══ Raw data
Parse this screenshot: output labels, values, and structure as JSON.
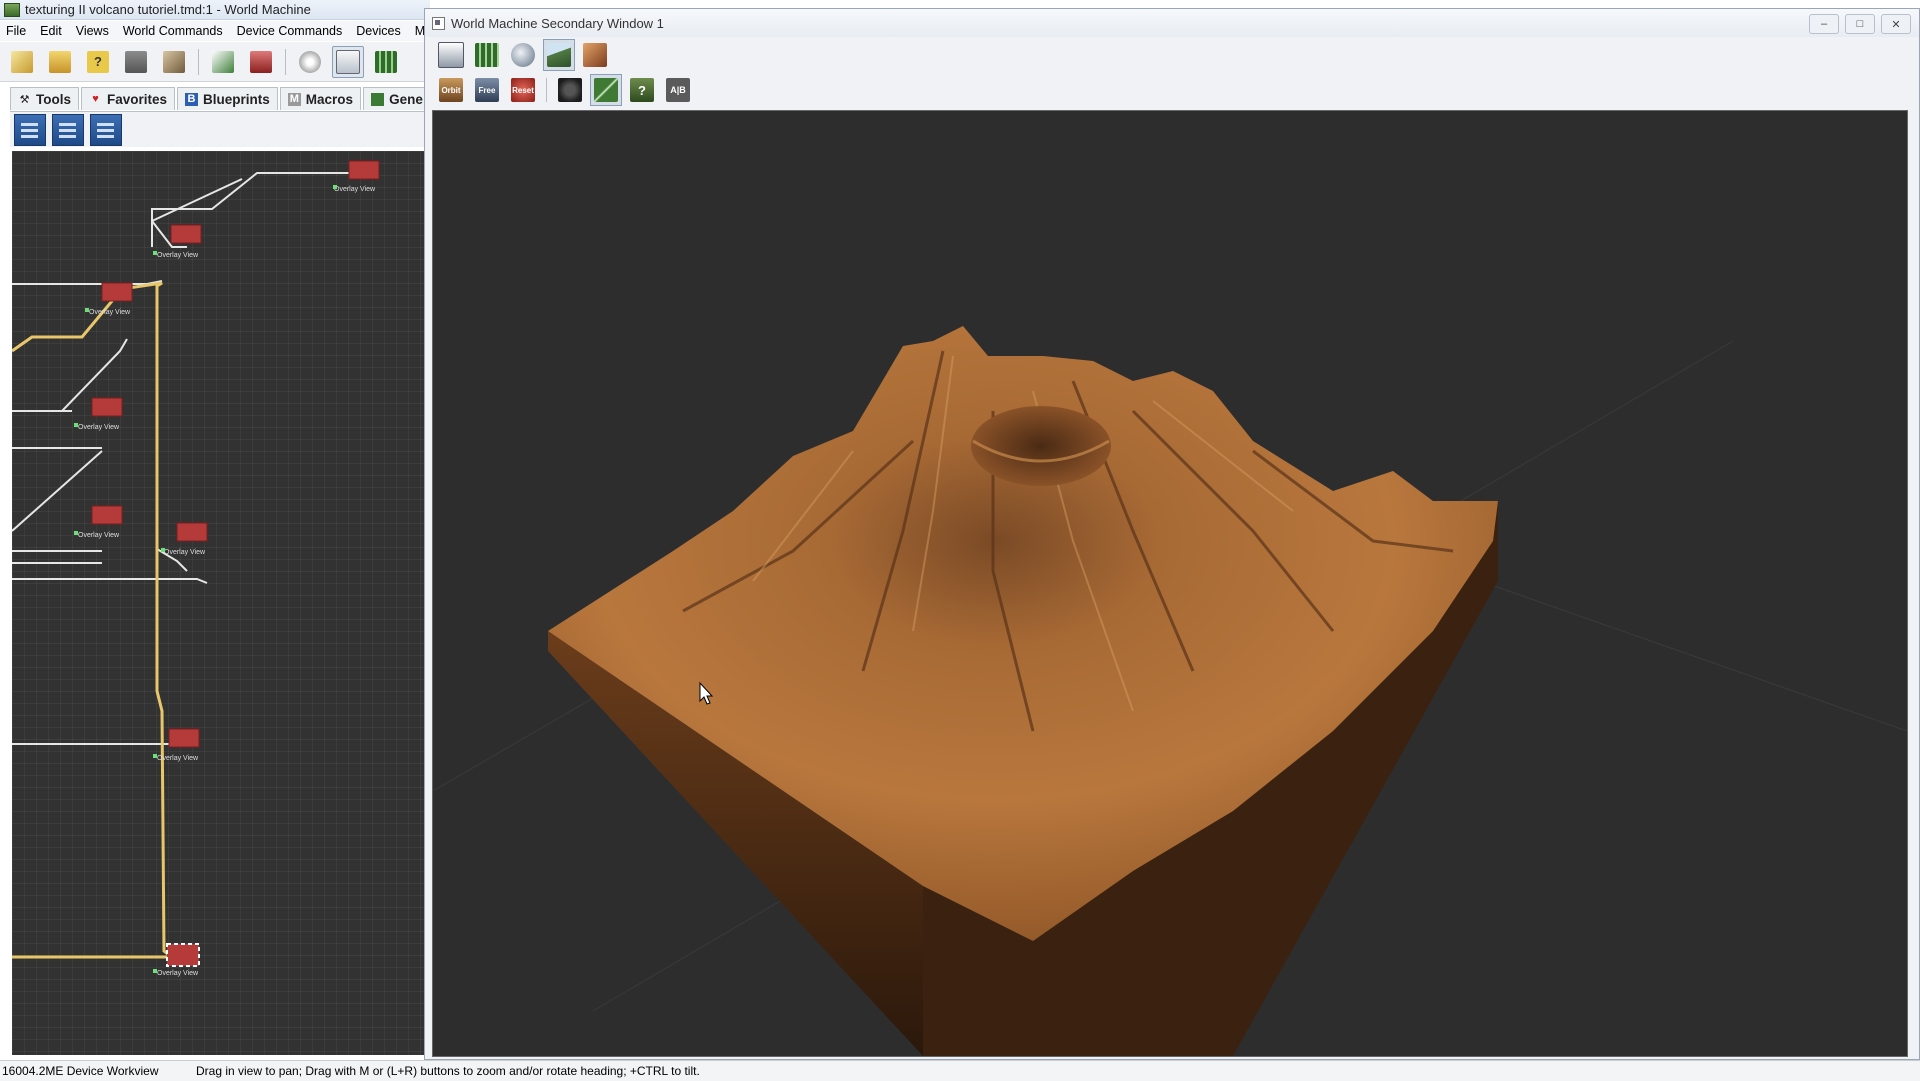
{
  "main_window": {
    "title": "texturing II volcano tutoriel.tmd:1 - World Machine",
    "app_icon": "world-machine-icon"
  },
  "menubar": {
    "items": [
      "File",
      "Edit",
      "Views",
      "World Commands",
      "Device Commands",
      "Devices",
      "Mac"
    ]
  },
  "toolbar": {
    "buttons": [
      {
        "name": "new-world-icon"
      },
      {
        "name": "open-folder-icon"
      },
      {
        "name": "help-icon"
      },
      {
        "name": "save-icon"
      },
      {
        "name": "save-as-icon"
      },
      {
        "name": "export-icon"
      },
      {
        "name": "world-settings-icon"
      },
      {
        "name": "random-seed-icon"
      },
      {
        "name": "device-workview-icon",
        "active": true
      },
      {
        "name": "layout-view-icon"
      }
    ]
  },
  "palette_tabs": [
    {
      "label": "Tools",
      "icon": "tools-icon"
    },
    {
      "label": "Favorites",
      "icon": "heart-icon"
    },
    {
      "label": "Blueprints",
      "icon": "blueprint-icon",
      "glyph": "B"
    },
    {
      "label": "Macros",
      "icon": "macro-icon",
      "glyph": "M"
    },
    {
      "label": "Gene",
      "icon": "generator-icon"
    }
  ],
  "workview": {
    "node_labels": [
      "Overlay View",
      "Overlay View",
      "Overlay View",
      "Overlay View",
      "Overlay View",
      "Overlay View",
      "Overlay View",
      "Overlay View",
      "Overlay View"
    ]
  },
  "statusbar": {
    "left": "16004.2ME Device Workview",
    "hint": "Drag in view to pan; Drag with M or (L+R) buttons to zoom and/or rotate heading; +CTRL to tilt."
  },
  "secondary_window": {
    "title": "World Machine Secondary Window 1",
    "toolbar1": [
      {
        "name": "view-settings-icon"
      },
      {
        "name": "texture-grid-icon"
      },
      {
        "name": "sphere-view-icon"
      },
      {
        "name": "terrain-view-icon",
        "active": true
      },
      {
        "name": "paint-texture-icon"
      }
    ],
    "toolbar2": [
      {
        "name": "orbit-icon",
        "label": "Orbit"
      },
      {
        "name": "free-camera-icon",
        "label": "Free"
      },
      {
        "name": "reset-camera-icon",
        "label": "Reset"
      },
      {
        "name": "camera-icon"
      },
      {
        "name": "wireframe-icon",
        "active": true
      },
      {
        "name": "lighting-help-icon"
      },
      {
        "name": "compare-ab-icon",
        "label": "A|B"
      }
    ]
  },
  "colors": {
    "workview_bg": "#323232",
    "viewport_bg": "#2d2d2d",
    "node_red": "#b53b3b",
    "wire_yellow": "#e8c66a",
    "terrain_brown": "#a0622c"
  }
}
════
Stated goal>
Gather from the entries above all lines that include the string "settings".

Expected output>
        "name": "world-settings-icon"
        "name": "view-settings-icon"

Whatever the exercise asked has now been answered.